## DATA LINES
○ ○ ○ ○

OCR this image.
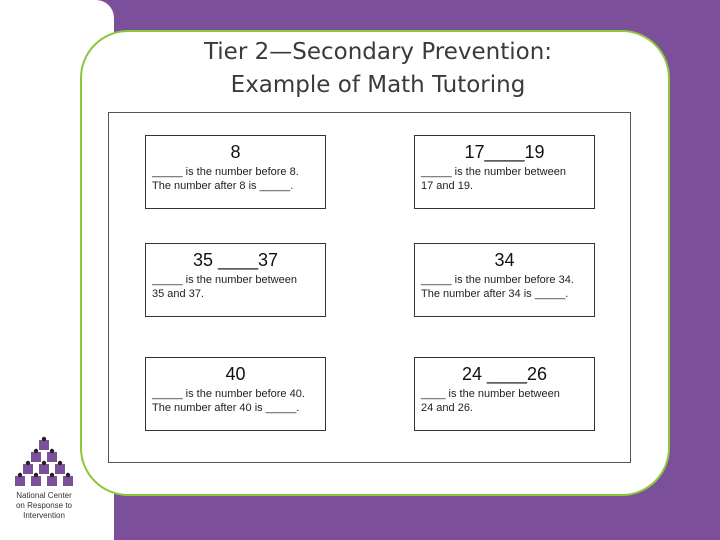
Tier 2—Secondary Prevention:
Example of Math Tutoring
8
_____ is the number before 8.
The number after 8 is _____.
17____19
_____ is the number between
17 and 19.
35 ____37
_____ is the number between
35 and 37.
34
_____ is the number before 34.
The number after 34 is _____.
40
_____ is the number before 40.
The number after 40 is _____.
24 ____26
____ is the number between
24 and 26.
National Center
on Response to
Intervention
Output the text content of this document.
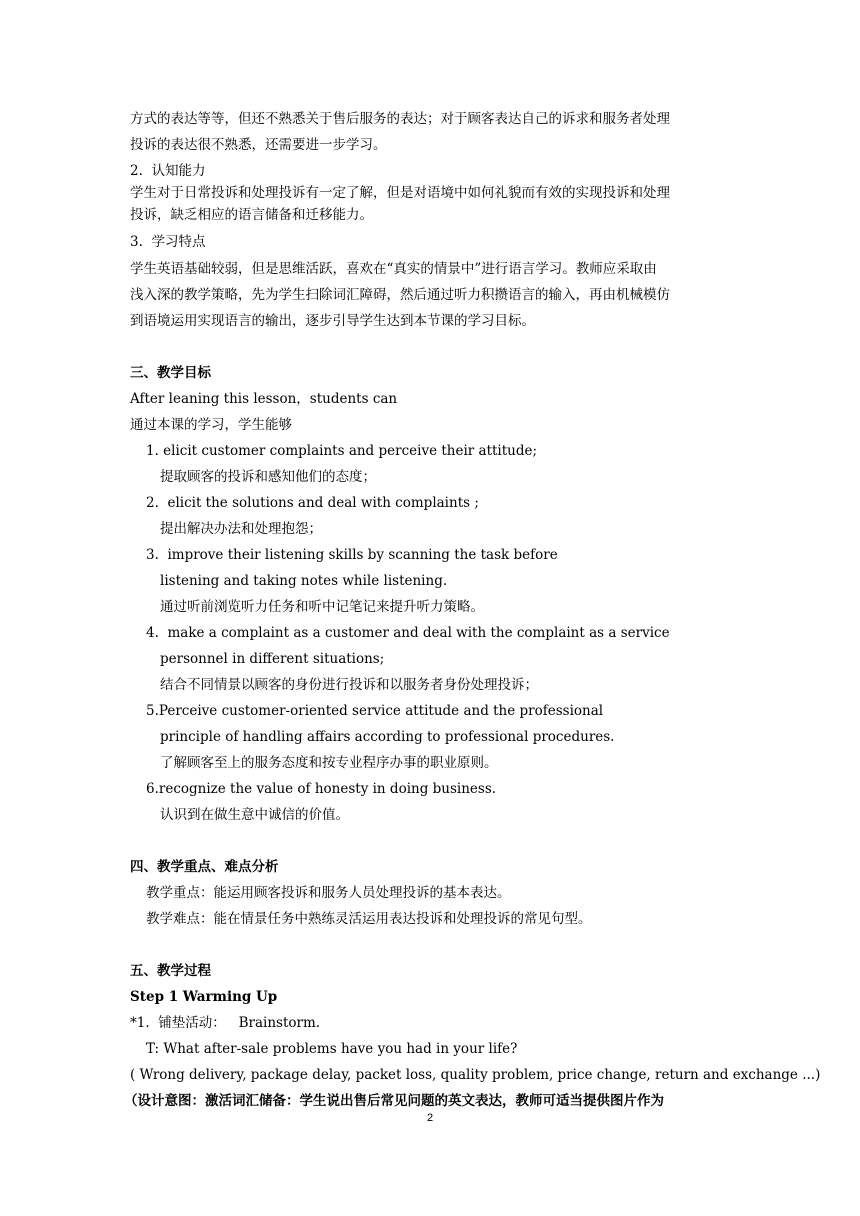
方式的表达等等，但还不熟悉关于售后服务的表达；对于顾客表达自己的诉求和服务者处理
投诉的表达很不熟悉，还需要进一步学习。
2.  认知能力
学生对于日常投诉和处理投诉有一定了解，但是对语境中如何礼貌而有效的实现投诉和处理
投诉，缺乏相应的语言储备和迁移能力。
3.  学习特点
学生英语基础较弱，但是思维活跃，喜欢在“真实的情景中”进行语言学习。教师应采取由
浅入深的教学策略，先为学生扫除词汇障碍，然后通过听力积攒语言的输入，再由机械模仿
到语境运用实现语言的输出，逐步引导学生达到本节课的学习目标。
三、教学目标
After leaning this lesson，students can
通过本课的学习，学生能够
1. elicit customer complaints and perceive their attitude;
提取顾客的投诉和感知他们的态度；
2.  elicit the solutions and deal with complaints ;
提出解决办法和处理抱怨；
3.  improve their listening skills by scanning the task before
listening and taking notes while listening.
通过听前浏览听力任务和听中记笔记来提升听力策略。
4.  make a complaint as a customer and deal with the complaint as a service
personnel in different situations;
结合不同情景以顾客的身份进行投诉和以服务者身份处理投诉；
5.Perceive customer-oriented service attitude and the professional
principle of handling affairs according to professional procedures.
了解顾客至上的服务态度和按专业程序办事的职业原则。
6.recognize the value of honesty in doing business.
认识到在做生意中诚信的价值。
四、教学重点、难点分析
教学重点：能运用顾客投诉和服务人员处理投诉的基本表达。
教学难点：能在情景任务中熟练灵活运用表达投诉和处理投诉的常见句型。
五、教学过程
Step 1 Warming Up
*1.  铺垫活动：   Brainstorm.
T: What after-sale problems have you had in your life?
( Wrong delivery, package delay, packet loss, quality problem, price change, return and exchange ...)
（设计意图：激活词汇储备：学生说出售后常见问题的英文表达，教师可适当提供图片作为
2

○ ○ ○ ○

## GIVEN TASK
Keep the pictures out of your copy, and repeat every entry above exactly.

## TASK OUTPUT
OCR this image.
Tier 2—Secondary Prevention:
Example of Math Tutoring
8
_____ is the number before 8.
The number after 8 is _____.
17____19
_____ is the number between
17 and 19.
35 ____37
_____ is the number between
35 and 37.
34
_____ is the number before 34.
The number after 34 is _____.
40
_____ is the number before 40.
The number after 40 is _____.
24 ____26
____ is the number between
24 and 26.
National Center
on Response to
Intervention
Output the text content of this document.
方式的表达等等，但还不熟悉关于售后服务的表达；对于顾客表达自己的诉求和服务者处理
投诉的表达很不熟悉，还需要进一步学习。
2.  认知能力
学生对于日常投诉和处理投诉有一定了解，但是对语境中如何礼貌而有效的实现投诉和处理
投诉，缺乏相应的语言储备和迁移能力。
3.  学习特点
学生英语基础较弱，但是思维活跃，喜欢在“真实的情景中”进行语言学习。教师应采取由
浅入深的教学策略，先为学生扫除词汇障碍，然后通过听力积攒语言的输入，再由机械模仿
到语境运用实现语言的输出，逐步引导学生达到本节课的学习目标。
三、教学目标
After leaning this lesson，students can
通过本课的学习，学生能够
1. elicit customer complaints and perceive their attitude;
提取顾客的投诉和感知他们的态度；
2.  elicit the solutions and deal with complaints ;
提出解决办法和处理抱怨；
3.  improve their listening skills by scanning the task before
listening and taking notes while listening.
通过听前浏览听力任务和听中记笔记来提升听力策略。
4.  make a complaint as a customer and deal with the complaint as a service
personnel in different situations;
结合不同情景以顾客的身份进行投诉和以服务者身份处理投诉；
5.Perceive customer-oriented service attitude and the professional
principle of handling affairs according to professional procedures.
了解顾客至上的服务态度和按专业程序办事的职业原则。
6.recognize the value of honesty in doing business.
认识到在做生意中诚信的价值。
四、教学重点、难点分析
教学重点：能运用顾客投诉和服务人员处理投诉的基本表达。
教学难点：能在情景任务中熟练灵活运用表达投诉和处理投诉的常见句型。
五、教学过程
Step 1 Warming Up
*1.  铺垫活动：   Brainstorm.
T: What after-sale problems have you had in your life?
( Wrong delivery, package delay, packet loss, quality problem, price change, return and exchange ...)
（设计意图：激活词汇储备：学生说出售后常见问题的英文表达，教师可适当提供图片作为
2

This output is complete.